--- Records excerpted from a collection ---

>>>

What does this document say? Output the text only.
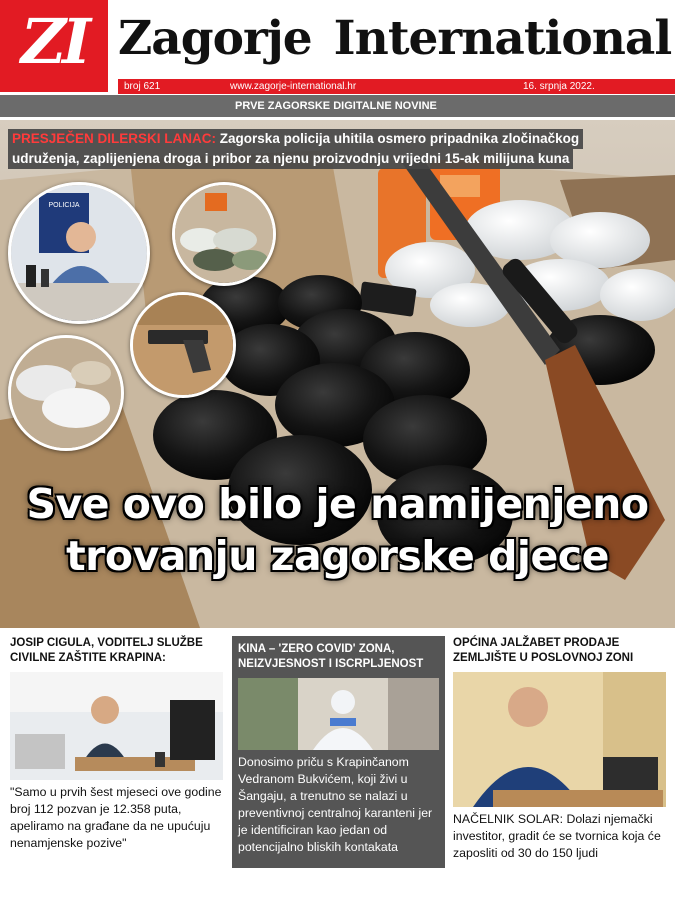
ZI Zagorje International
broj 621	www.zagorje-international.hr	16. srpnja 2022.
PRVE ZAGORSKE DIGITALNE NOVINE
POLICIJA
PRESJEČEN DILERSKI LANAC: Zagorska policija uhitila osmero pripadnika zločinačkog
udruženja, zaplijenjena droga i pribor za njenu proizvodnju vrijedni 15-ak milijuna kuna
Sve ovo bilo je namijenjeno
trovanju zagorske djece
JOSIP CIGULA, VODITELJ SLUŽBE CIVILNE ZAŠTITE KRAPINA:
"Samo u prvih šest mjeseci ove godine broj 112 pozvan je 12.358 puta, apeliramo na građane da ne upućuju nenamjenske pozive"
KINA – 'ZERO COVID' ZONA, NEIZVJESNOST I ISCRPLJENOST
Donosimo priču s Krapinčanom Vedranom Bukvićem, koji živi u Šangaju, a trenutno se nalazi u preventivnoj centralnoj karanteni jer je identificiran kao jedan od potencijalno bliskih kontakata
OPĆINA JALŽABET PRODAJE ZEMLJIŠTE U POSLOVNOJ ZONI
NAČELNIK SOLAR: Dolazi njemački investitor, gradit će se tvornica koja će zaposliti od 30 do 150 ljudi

<<<
>>>

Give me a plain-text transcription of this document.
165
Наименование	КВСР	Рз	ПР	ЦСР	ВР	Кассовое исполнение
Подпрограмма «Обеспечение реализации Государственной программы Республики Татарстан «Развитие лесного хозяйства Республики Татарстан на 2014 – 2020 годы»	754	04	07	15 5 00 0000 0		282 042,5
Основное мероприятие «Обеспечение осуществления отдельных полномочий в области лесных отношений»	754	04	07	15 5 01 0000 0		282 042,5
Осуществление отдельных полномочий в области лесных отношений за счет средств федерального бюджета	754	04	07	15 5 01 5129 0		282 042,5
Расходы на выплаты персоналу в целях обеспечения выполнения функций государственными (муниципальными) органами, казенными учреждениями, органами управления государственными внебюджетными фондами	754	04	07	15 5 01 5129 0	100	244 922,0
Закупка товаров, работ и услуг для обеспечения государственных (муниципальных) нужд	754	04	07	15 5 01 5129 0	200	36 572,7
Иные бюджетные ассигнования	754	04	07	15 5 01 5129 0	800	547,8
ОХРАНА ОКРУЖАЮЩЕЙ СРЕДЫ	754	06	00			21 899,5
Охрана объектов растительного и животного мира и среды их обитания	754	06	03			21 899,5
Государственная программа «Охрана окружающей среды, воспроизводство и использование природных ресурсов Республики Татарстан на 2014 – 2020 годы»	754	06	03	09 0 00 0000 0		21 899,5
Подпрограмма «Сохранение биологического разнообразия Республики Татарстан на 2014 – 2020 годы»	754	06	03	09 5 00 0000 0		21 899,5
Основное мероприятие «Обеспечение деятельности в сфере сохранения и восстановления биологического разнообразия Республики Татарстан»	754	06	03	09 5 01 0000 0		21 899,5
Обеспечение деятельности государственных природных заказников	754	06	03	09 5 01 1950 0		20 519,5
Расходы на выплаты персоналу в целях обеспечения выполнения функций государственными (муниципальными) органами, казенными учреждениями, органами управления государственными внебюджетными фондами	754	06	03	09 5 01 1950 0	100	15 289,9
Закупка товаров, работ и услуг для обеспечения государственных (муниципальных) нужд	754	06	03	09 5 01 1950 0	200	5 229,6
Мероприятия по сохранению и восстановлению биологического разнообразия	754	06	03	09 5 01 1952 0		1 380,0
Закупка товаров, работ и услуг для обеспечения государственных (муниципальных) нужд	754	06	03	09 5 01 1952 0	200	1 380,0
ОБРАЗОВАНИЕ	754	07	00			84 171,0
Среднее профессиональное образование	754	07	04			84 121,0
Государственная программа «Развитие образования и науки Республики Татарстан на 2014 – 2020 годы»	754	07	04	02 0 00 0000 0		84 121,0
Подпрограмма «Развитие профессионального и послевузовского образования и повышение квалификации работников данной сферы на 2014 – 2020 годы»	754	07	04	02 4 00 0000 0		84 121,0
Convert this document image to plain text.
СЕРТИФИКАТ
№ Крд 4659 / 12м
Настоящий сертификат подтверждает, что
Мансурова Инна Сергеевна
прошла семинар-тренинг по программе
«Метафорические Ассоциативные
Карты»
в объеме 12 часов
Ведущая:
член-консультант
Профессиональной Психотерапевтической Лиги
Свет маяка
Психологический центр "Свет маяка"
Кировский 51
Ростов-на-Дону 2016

<<<
>>>

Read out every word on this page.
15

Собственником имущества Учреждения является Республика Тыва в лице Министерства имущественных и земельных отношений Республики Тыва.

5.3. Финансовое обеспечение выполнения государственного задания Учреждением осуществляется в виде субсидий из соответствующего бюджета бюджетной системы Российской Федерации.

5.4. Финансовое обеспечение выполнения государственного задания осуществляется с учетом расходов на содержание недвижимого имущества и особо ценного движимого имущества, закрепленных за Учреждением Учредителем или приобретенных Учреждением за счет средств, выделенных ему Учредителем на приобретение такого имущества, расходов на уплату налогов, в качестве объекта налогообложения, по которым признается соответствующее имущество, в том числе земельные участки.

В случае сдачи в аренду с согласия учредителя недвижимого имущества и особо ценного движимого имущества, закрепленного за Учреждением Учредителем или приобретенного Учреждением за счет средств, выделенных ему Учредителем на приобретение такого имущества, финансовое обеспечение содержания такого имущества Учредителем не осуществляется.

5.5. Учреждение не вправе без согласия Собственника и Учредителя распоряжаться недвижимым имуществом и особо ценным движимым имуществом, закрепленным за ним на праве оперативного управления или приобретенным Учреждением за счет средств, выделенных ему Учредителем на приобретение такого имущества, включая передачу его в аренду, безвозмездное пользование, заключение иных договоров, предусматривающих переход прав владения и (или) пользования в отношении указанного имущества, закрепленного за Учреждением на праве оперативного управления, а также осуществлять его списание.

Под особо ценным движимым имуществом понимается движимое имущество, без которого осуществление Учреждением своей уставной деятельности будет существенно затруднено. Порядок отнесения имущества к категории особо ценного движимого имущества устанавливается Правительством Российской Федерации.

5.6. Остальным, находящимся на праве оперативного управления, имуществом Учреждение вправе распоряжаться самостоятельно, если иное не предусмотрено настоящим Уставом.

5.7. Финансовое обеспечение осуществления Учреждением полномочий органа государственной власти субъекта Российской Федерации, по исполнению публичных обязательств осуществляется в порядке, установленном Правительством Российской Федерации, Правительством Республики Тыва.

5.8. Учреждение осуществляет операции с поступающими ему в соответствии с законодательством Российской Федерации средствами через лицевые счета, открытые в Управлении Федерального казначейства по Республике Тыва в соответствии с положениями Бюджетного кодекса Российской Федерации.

<<<

--- CHALLENGE ---
From the data above, copy each line that holds "ценного".

--- SOLVED PROBLEM ---
5.4. Финансовое обеспечение выполнения государственного задания осуществляется с учетом расходов на содержание недвижимого имущества и особо ценного движимого имущества, закрепленных за Учреждением Учредителем или приобретенных Учреждением за счет средств, выделенных ему Учредителем на приобретение такого имущества, расходов на уплату налогов, в качестве объекта налогообложения, по которым признается соответствующее имущество, в том числе земельные участки.
В случае сдачи в аренду с согласия учредителя недвижимого имущества и особо ценного движимого имущества, закрепленного за Учреждением Учредителем или приобретенного Учреждением за счет средств, выделенных ему Учредителем на приобретение такого имущества, финансовое обеспечение содержания такого имущества Учредителем не осуществляется.
Под особо ценным движимым имуществом понимается движимое имущество, без которого осуществление Учреждением своей уставной деятельности будет существенно затруднено. Порядок отнесения имущества к категории особо ценного движимого имущества устанавливается Правительством Российской Федерации.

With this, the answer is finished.